TASK DIRECTIONS | Take each line containing the word "JSON" and copy it.

Structured figure records:
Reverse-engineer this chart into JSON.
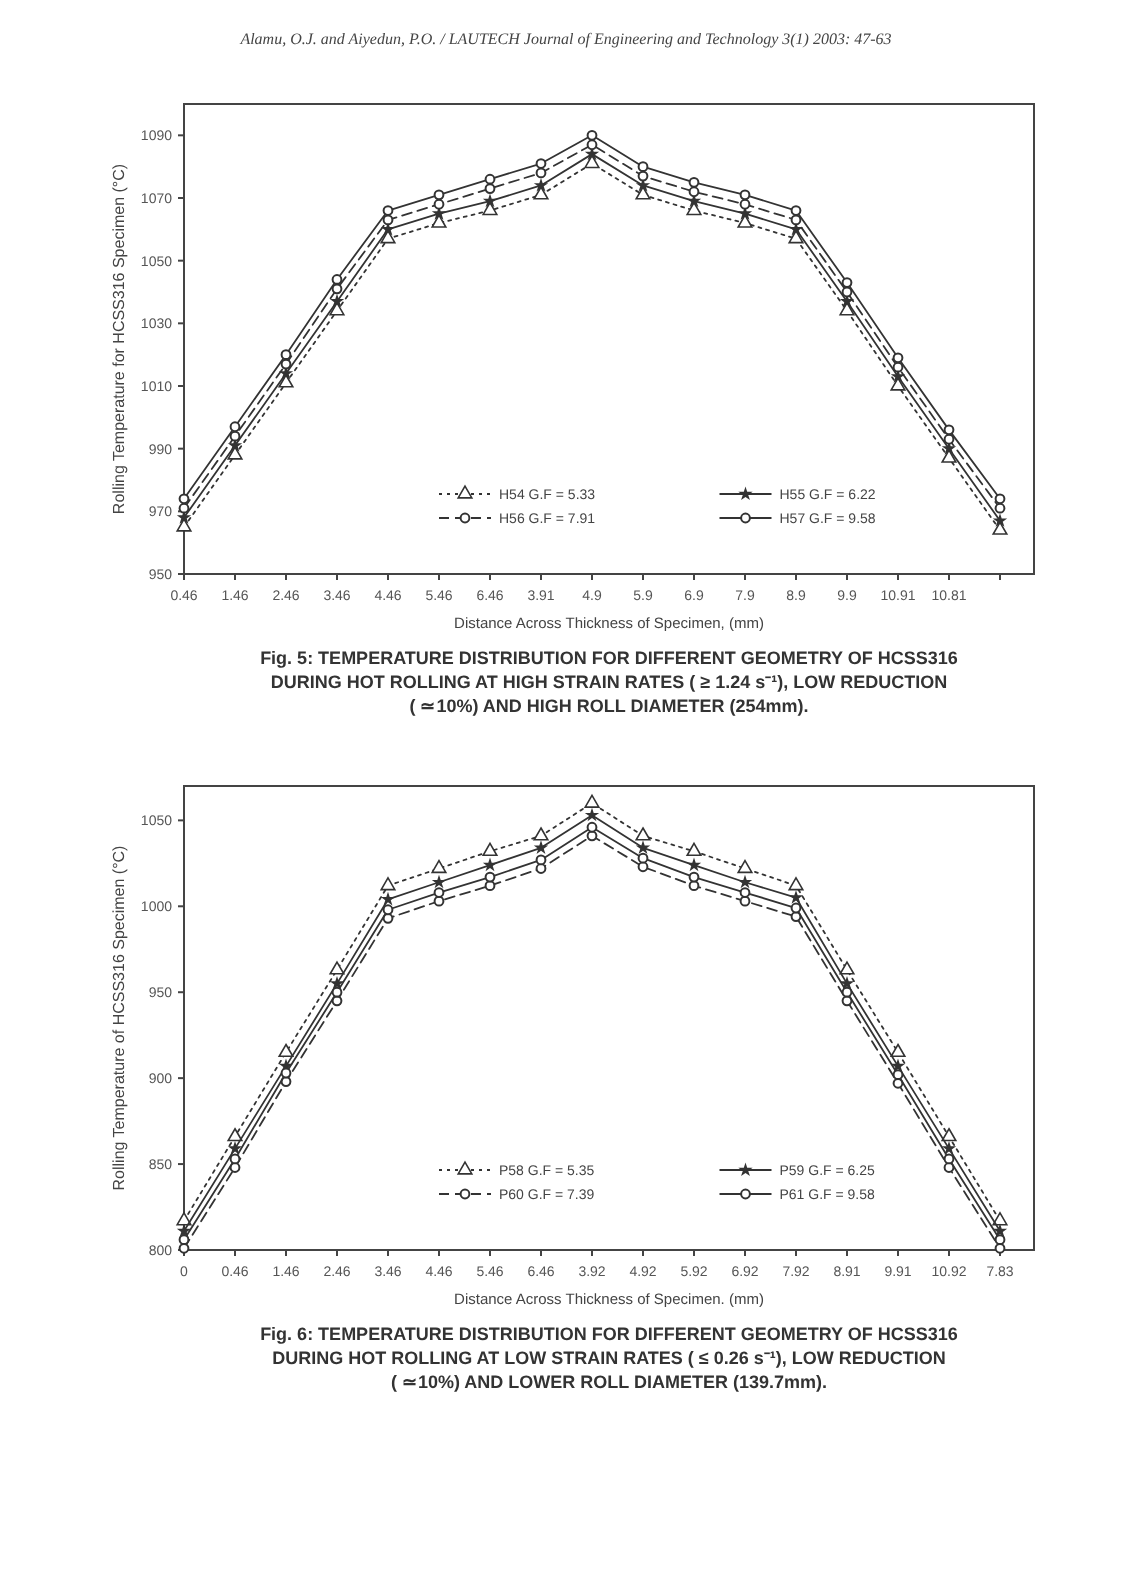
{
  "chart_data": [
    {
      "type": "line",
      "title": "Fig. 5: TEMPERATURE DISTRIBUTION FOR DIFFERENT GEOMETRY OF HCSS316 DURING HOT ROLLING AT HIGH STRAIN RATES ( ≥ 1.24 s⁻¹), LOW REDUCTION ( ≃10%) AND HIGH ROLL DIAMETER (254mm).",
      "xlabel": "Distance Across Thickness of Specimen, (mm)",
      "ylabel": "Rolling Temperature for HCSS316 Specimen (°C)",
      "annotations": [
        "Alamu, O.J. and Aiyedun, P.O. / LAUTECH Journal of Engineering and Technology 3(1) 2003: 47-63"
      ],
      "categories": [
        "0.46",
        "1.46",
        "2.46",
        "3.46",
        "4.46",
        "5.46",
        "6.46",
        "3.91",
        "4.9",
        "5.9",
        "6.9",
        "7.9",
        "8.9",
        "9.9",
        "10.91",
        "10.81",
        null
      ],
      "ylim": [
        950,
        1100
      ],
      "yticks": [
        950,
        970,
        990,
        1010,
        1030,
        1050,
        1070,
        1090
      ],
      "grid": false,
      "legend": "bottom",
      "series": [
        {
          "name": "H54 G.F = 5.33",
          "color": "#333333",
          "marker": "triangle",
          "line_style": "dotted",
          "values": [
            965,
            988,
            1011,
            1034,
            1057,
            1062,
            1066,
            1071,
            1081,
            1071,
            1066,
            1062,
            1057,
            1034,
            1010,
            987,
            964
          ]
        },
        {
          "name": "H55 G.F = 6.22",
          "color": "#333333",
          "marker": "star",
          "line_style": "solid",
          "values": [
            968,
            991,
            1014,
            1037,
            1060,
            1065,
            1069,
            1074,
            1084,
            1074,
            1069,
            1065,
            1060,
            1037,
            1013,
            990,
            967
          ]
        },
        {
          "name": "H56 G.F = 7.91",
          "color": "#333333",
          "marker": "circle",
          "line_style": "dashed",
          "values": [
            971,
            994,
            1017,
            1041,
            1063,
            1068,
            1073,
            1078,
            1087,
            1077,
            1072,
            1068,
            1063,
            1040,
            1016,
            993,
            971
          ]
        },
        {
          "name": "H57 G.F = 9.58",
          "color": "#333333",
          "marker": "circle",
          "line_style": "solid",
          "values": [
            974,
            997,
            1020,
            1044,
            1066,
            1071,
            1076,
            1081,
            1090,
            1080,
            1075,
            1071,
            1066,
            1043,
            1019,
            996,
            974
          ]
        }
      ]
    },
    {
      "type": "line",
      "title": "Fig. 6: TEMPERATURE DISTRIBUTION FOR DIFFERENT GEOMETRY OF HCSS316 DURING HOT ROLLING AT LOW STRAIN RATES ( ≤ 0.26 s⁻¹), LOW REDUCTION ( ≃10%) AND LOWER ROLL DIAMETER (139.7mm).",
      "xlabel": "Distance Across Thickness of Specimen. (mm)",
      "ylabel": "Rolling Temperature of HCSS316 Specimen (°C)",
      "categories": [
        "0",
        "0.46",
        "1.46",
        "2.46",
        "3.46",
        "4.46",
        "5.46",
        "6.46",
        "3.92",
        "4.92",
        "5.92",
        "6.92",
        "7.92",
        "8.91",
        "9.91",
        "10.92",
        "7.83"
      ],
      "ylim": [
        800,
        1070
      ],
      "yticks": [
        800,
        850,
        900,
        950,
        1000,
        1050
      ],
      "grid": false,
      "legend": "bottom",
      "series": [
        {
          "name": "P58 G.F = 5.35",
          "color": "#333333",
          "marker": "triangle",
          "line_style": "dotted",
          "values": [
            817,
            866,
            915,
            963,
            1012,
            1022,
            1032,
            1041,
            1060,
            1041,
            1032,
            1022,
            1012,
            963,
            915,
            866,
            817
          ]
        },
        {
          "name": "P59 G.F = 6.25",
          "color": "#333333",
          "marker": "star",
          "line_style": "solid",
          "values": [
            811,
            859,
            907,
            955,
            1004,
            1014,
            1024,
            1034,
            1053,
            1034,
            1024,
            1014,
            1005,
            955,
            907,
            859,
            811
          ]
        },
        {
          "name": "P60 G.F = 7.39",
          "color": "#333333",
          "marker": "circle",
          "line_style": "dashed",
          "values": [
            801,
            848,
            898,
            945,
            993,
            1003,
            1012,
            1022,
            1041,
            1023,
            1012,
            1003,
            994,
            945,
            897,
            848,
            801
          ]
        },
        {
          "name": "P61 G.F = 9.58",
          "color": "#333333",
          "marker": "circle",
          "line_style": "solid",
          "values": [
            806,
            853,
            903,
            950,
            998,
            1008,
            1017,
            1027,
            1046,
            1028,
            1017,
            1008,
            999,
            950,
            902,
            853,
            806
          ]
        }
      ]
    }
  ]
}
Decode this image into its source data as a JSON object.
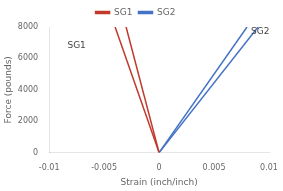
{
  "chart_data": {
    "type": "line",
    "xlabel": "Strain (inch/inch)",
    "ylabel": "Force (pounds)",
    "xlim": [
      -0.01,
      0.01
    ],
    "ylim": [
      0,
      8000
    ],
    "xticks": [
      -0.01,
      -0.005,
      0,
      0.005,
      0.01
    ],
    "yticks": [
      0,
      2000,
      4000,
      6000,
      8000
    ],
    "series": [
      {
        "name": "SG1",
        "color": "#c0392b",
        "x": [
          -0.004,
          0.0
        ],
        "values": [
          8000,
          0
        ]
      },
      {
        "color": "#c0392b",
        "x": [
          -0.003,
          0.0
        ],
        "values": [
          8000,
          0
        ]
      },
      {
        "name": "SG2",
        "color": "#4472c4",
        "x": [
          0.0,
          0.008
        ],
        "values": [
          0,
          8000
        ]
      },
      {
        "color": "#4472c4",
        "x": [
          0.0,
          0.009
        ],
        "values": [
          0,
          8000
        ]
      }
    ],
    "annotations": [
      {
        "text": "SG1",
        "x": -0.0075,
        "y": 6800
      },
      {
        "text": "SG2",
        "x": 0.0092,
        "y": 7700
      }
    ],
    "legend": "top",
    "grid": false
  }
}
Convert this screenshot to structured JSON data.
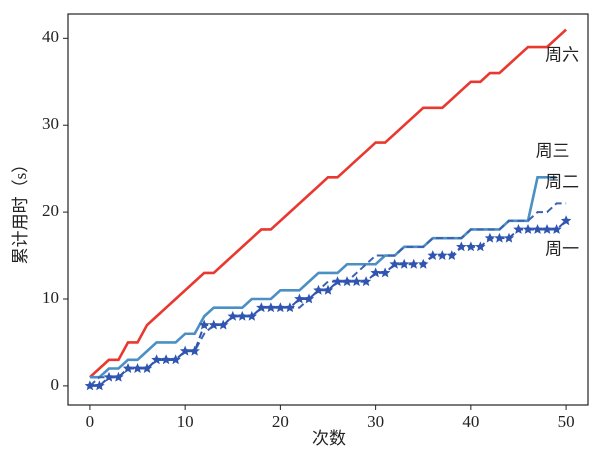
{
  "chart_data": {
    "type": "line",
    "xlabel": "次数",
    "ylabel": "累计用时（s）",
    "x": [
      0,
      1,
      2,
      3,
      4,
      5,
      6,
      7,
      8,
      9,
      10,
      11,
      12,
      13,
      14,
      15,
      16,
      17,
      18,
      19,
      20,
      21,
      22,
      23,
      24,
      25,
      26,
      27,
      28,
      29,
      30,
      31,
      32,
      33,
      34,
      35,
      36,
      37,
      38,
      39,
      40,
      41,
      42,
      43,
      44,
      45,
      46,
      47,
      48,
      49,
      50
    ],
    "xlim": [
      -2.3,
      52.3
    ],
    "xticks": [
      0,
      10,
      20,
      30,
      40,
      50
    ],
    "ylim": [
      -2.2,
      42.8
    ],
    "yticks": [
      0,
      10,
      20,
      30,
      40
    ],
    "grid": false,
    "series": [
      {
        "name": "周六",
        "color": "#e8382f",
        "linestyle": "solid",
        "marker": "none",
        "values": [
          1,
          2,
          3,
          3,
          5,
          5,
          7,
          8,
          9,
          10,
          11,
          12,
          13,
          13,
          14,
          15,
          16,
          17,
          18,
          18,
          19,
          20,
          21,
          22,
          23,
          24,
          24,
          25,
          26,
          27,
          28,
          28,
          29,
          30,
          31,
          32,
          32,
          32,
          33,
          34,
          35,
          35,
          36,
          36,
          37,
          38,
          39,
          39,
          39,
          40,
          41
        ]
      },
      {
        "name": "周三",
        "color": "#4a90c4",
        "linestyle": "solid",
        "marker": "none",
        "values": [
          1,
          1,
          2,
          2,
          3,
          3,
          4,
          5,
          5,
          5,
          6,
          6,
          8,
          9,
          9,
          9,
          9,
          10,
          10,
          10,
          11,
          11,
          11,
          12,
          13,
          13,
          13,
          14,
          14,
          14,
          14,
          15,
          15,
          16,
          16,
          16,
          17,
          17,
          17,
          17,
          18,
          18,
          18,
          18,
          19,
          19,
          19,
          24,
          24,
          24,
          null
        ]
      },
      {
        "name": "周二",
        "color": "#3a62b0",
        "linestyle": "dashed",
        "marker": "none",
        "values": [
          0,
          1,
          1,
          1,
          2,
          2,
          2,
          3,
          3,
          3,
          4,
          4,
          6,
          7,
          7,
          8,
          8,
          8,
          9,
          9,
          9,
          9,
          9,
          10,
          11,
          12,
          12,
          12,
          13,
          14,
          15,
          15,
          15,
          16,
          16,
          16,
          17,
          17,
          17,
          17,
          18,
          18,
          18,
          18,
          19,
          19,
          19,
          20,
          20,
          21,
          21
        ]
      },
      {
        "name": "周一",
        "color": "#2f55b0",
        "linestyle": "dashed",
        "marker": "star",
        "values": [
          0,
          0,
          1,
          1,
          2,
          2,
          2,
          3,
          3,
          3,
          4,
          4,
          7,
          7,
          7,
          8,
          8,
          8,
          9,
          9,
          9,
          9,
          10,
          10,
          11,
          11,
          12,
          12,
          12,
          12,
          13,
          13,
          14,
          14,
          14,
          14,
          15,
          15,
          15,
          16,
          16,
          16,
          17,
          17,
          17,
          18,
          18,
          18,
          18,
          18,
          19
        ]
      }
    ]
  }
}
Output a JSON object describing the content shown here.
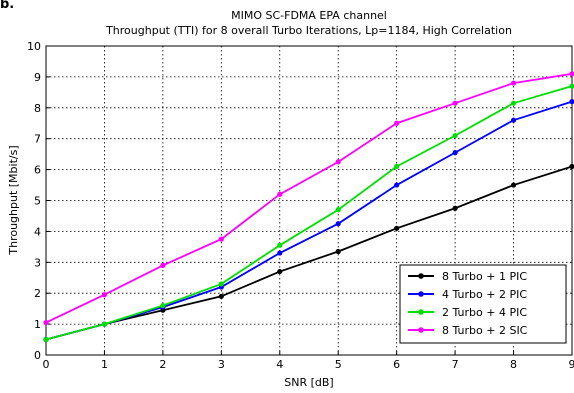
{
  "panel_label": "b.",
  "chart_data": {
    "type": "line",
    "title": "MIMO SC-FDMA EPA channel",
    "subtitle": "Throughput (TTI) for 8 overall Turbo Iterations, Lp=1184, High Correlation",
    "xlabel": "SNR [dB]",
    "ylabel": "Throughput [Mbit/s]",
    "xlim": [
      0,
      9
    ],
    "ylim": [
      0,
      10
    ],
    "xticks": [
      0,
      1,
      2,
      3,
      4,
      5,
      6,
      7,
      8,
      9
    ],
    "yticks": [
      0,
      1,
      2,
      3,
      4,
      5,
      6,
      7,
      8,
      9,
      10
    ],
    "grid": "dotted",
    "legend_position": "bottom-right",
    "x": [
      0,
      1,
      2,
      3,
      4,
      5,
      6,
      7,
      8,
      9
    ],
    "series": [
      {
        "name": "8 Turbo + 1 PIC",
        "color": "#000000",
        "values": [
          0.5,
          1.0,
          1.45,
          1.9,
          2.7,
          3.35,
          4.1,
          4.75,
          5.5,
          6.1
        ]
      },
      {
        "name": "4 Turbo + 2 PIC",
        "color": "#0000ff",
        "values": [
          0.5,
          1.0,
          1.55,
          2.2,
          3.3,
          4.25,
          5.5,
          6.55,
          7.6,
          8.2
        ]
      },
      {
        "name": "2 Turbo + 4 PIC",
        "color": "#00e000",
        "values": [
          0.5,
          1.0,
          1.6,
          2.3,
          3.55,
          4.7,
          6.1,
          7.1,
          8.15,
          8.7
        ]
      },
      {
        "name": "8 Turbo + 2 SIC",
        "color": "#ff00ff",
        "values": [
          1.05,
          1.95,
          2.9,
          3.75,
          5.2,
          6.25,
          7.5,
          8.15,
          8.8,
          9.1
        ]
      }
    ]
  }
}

SOLUTION |
Reverse-engineer this chart into JSON.
Decode this image into its source data as a JSON object.
Convert this screenshot to structured JSON data.
Output a JSON object describing the content shown here.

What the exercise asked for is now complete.